====== SOURCE DATA ======

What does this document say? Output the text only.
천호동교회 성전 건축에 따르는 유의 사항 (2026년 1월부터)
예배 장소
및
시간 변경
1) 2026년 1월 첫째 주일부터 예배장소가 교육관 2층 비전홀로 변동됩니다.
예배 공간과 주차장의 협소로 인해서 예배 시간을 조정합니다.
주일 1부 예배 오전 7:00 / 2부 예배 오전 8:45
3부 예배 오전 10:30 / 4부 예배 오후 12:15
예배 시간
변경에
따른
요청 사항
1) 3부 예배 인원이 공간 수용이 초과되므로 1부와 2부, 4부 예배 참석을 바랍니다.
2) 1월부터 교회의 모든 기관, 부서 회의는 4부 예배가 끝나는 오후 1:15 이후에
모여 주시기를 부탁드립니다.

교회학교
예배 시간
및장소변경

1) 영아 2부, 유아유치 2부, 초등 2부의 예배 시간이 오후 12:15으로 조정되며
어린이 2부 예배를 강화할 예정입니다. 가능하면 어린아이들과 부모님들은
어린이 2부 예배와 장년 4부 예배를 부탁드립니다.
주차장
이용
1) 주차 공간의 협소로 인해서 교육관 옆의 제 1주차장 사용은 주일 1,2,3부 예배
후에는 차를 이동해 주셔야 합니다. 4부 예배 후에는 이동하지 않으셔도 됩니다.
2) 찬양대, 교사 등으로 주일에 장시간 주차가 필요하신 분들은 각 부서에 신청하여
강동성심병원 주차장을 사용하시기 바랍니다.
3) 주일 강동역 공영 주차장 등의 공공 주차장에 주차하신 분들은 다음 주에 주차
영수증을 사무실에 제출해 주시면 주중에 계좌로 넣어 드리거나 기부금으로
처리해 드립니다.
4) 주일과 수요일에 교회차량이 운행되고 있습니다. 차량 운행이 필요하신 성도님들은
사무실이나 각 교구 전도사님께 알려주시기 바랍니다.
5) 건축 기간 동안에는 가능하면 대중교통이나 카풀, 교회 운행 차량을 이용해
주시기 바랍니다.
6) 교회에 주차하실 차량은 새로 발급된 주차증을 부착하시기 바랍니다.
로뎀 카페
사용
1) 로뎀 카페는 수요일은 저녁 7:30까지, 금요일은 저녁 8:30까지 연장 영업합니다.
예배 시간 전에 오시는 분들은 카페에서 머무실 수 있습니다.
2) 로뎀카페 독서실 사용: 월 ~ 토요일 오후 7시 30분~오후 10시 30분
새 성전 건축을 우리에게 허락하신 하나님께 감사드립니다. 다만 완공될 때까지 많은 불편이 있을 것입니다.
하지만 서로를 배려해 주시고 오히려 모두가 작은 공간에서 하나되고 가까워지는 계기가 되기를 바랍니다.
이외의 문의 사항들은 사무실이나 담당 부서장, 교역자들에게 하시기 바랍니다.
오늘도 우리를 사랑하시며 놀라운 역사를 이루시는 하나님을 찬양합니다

======

■ **EXERCISE**: Whenever "있습니다" turns up in a line, pick that line out.

■ **FULL OUTPUT**:
4) 주일과 수요일에 교회차량이 운행되고 있습니다. 차량 운행이 필요하신 성도님들은
예배 시간 전에 오시는 분들은 카페에서 머무실 수 있습니다.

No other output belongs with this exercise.